(Lines of data)
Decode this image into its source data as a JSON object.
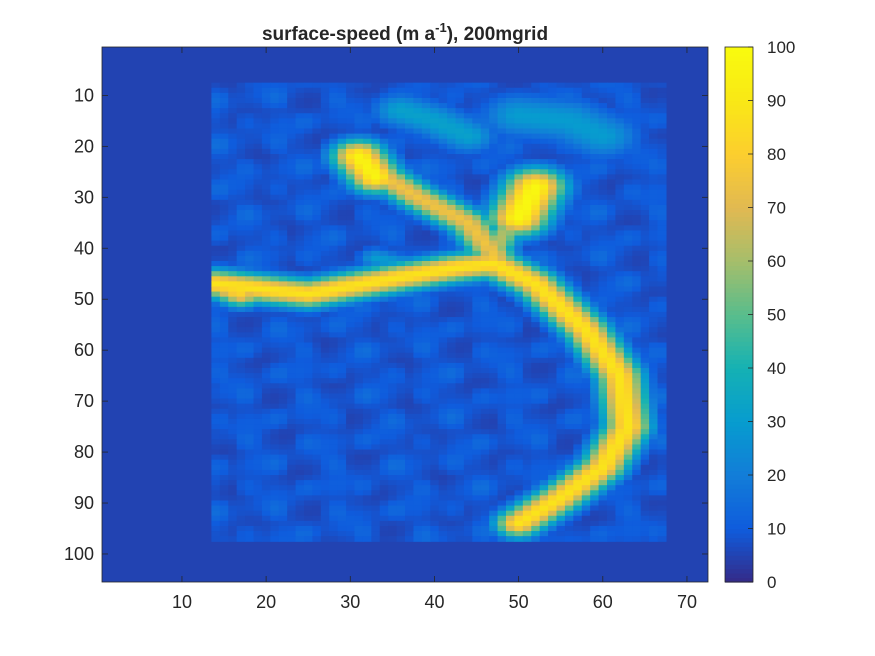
{
  "chart_data": {
    "type": "heatmap",
    "title_main": "surface-speed (m a",
    "title_sup": "-1",
    "title_tail": "), 200mgrid",
    "xlim": [
      0.5,
      72.5
    ],
    "ylim": [
      0.5,
      105.5
    ],
    "y_reversed": true,
    "xticks": [
      10,
      20,
      30,
      40,
      50,
      60,
      70
    ],
    "yticks": [
      10,
      20,
      30,
      40,
      50,
      60,
      70,
      80,
      90,
      100
    ],
    "colorbar": {
      "limits": [
        0,
        100
      ],
      "ticks": [
        0,
        10,
        20,
        30,
        40,
        50,
        60,
        70,
        80,
        90,
        100
      ],
      "colormap": "parula"
    },
    "data_extent": {
      "x": [
        13.5,
        67
      ],
      "y": [
        8,
        97
      ]
    },
    "background_value": 5,
    "features": [
      {
        "name": "main trunk",
        "path": [
          [
            14,
            47
          ],
          [
            25,
            49
          ],
          [
            35,
            46
          ],
          [
            42,
            44
          ],
          [
            47,
            43
          ],
          [
            52,
            47
          ],
          [
            58,
            56
          ],
          [
            62,
            65
          ],
          [
            63,
            75
          ],
          [
            60,
            83
          ],
          [
            55,
            89
          ],
          [
            50,
            94
          ]
        ],
        "peak": 88,
        "width": 2.0
      },
      {
        "name": "upper-left branch",
        "path": [
          [
            32,
            24
          ],
          [
            38,
            30
          ],
          [
            44,
            35
          ],
          [
            47,
            41
          ]
        ],
        "peak": 75,
        "width": 1.9
      },
      {
        "name": "upper-left glacier head",
        "path": [
          [
            31,
            22
          ],
          [
            33,
            26
          ]
        ],
        "peak": 96,
        "width": 2.3
      },
      {
        "name": "upper-right glacier head",
        "path": [
          [
            52,
            28
          ],
          [
            50,
            34
          ]
        ],
        "peak": 98,
        "width": 2.6
      },
      {
        "name": "upper-right tributary",
        "path": [
          [
            49,
            35
          ],
          [
            47,
            41
          ]
        ],
        "peak": 62,
        "width": 1.6
      },
      {
        "name": "middle-left tributary",
        "path": [
          [
            33,
            42
          ],
          [
            38,
            44
          ]
        ],
        "peak": 30,
        "width": 1.5
      },
      {
        "name": "top-right basin",
        "path": [
          [
            50,
            14
          ],
          [
            56,
            15
          ],
          [
            60,
            18
          ]
        ],
        "peak": 30,
        "width": 3.2
      },
      {
        "name": "top-center basin",
        "path": [
          [
            36,
            13
          ],
          [
            40,
            15
          ],
          [
            44,
            18
          ]
        ],
        "peak": 32,
        "width": 2.5
      },
      {
        "name": "left tongue",
        "path": [
          [
            14,
            47
          ],
          [
            17,
            49
          ]
        ],
        "peak": 82,
        "width": 1.8
      }
    ]
  }
}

What you have to do >>
Print every record above exactly as written, leaving out the pictures.

Correct output >>
Decode this image into its source data as a JSON object.
{
  "chart_data": {
    "type": "heatmap",
    "title_main": "surface-speed (m a",
    "title_sup": "-1",
    "title_tail": "), 200mgrid",
    "xlim": [
      0.5,
      72.5
    ],
    "ylim": [
      0.5,
      105.5
    ],
    "y_reversed": true,
    "xticks": [
      10,
      20,
      30,
      40,
      50,
      60,
      70
    ],
    "yticks": [
      10,
      20,
      30,
      40,
      50,
      60,
      70,
      80,
      90,
      100
    ],
    "colorbar": {
      "limits": [
        0,
        100
      ],
      "ticks": [
        0,
        10,
        20,
        30,
        40,
        50,
        60,
        70,
        80,
        90,
        100
      ],
      "colormap": "parula"
    },
    "data_extent": {
      "x": [
        13.5,
        67
      ],
      "y": [
        8,
        97
      ]
    },
    "background_value": 5,
    "features": [
      {
        "name": "main trunk",
        "path": [
          [
            14,
            47
          ],
          [
            25,
            49
          ],
          [
            35,
            46
          ],
          [
            42,
            44
          ],
          [
            47,
            43
          ],
          [
            52,
            47
          ],
          [
            58,
            56
          ],
          [
            62,
            65
          ],
          [
            63,
            75
          ],
          [
            60,
            83
          ],
          [
            55,
            89
          ],
          [
            50,
            94
          ]
        ],
        "peak": 88,
        "width": 2.0
      },
      {
        "name": "upper-left branch",
        "path": [
          [
            32,
            24
          ],
          [
            38,
            30
          ],
          [
            44,
            35
          ],
          [
            47,
            41
          ]
        ],
        "peak": 75,
        "width": 1.9
      },
      {
        "name": "upper-left glacier head",
        "path": [
          [
            31,
            22
          ],
          [
            33,
            26
          ]
        ],
        "peak": 96,
        "width": 2.3
      },
      {
        "name": "upper-right glacier head",
        "path": [
          [
            52,
            28
          ],
          [
            50,
            34
          ]
        ],
        "peak": 98,
        "width": 2.6
      },
      {
        "name": "upper-right tributary",
        "path": [
          [
            49,
            35
          ],
          [
            47,
            41
          ]
        ],
        "peak": 62,
        "width": 1.6
      },
      {
        "name": "middle-left tributary",
        "path": [
          [
            33,
            42
          ],
          [
            38,
            44
          ]
        ],
        "peak": 30,
        "width": 1.5
      },
      {
        "name": "top-right basin",
        "path": [
          [
            50,
            14
          ],
          [
            56,
            15
          ],
          [
            60,
            18
          ]
        ],
        "peak": 30,
        "width": 3.2
      },
      {
        "name": "top-center basin",
        "path": [
          [
            36,
            13
          ],
          [
            40,
            15
          ],
          [
            44,
            18
          ]
        ],
        "peak": 32,
        "width": 2.5
      },
      {
        "name": "left tongue",
        "path": [
          [
            14,
            47
          ],
          [
            17,
            49
          ]
        ],
        "peak": 82,
        "width": 1.8
      }
    ]
  }
}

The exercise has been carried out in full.